═════ MATERIAL TO PROCESS ═════

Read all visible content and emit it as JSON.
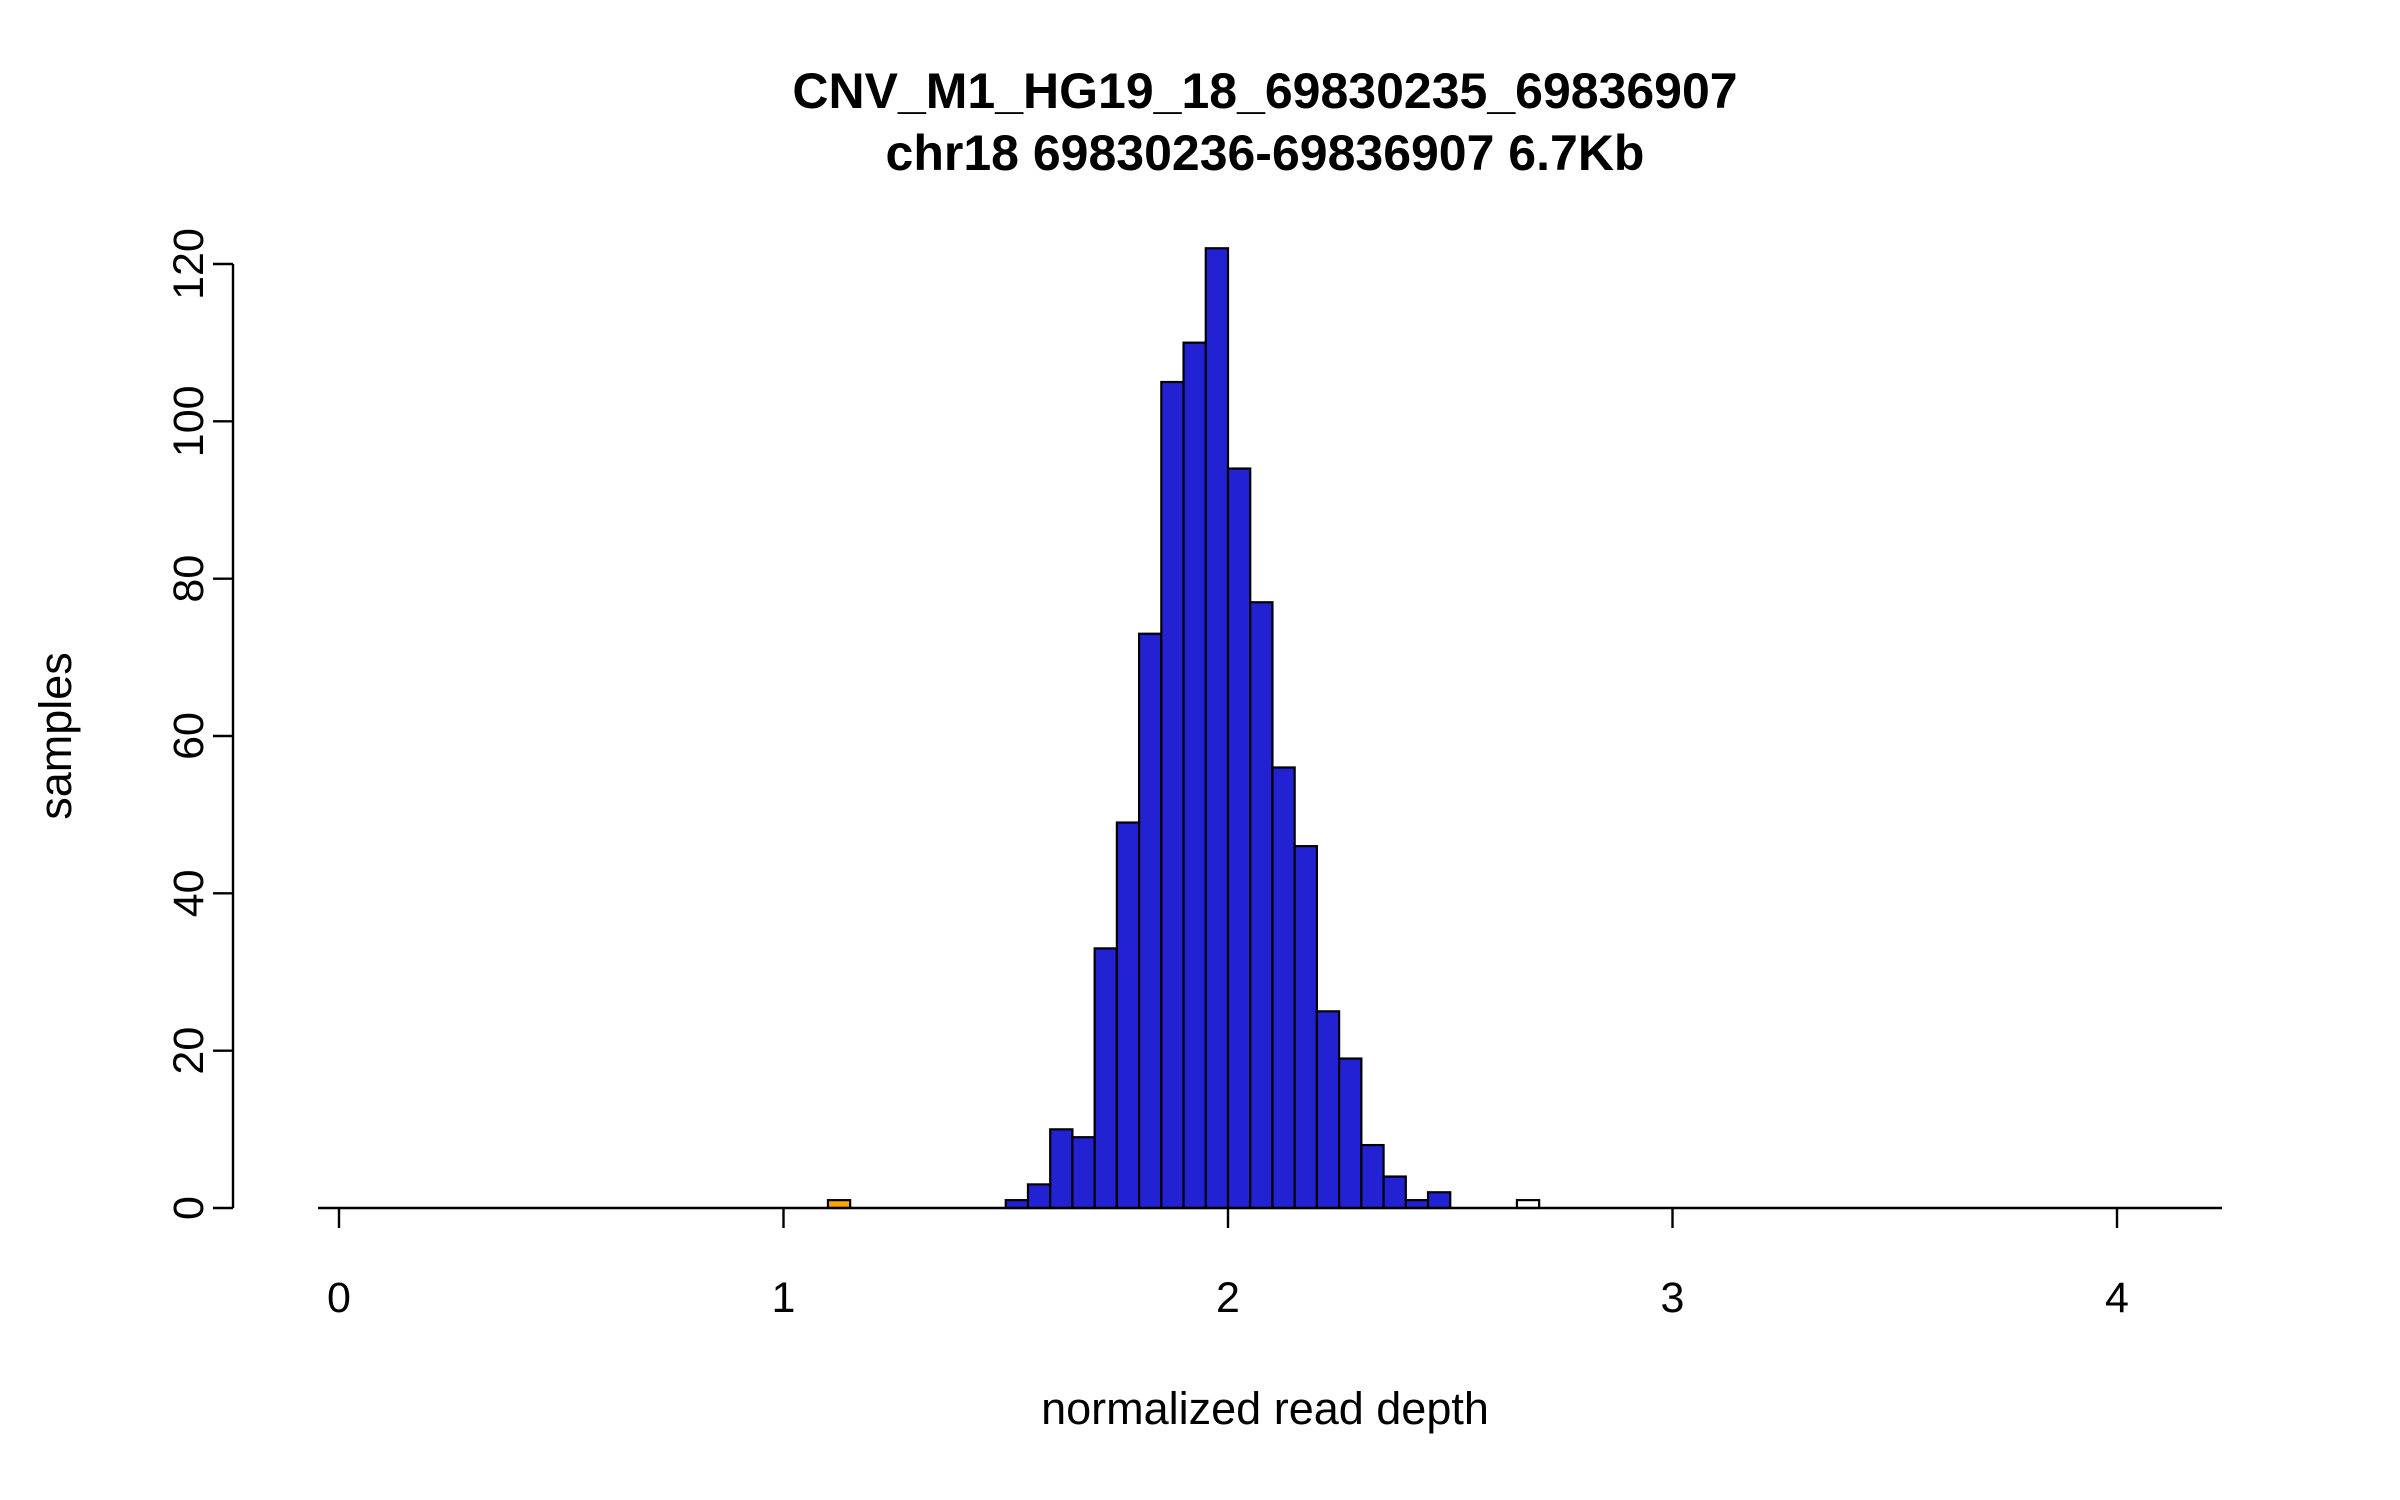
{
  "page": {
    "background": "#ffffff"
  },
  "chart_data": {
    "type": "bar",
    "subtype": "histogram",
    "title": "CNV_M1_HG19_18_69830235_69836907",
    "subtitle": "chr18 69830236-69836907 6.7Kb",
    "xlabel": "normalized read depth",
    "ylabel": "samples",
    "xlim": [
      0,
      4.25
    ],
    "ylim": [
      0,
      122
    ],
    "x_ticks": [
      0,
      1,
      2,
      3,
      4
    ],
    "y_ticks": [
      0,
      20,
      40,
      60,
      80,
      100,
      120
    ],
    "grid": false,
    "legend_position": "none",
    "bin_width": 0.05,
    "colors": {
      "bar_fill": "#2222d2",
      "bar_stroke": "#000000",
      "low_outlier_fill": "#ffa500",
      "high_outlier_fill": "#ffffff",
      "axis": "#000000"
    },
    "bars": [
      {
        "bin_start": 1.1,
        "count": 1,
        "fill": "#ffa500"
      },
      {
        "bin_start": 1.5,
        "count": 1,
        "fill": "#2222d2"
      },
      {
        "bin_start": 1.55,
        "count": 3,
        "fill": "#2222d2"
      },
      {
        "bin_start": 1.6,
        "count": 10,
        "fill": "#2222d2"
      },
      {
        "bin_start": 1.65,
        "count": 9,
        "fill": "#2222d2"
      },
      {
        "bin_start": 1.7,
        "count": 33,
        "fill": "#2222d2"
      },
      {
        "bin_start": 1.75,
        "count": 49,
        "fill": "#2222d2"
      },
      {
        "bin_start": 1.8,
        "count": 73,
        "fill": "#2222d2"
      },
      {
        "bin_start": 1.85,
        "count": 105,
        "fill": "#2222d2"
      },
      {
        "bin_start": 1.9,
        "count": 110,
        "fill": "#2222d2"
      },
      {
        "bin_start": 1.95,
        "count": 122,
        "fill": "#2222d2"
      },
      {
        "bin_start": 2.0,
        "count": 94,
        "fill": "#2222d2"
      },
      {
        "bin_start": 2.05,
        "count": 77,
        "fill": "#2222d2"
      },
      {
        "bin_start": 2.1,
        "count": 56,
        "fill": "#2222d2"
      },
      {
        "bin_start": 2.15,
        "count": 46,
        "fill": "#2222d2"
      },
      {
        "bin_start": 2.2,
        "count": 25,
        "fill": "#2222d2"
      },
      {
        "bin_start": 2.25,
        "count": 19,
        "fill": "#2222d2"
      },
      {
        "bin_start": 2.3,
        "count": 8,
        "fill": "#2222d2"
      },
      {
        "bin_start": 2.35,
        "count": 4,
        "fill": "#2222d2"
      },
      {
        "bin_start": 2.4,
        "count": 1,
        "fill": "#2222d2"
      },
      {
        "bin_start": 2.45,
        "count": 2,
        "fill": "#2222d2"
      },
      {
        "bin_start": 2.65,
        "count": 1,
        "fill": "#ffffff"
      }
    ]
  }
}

═════

**SHORT TASK:** Copy all lines of the listing above that contain the string "ffffff".

**REPLY TO THE TASK:**
    "background": "#ffffff"
      "high_outlier_fill": "#ffffff",
        "fill": "#ffffff"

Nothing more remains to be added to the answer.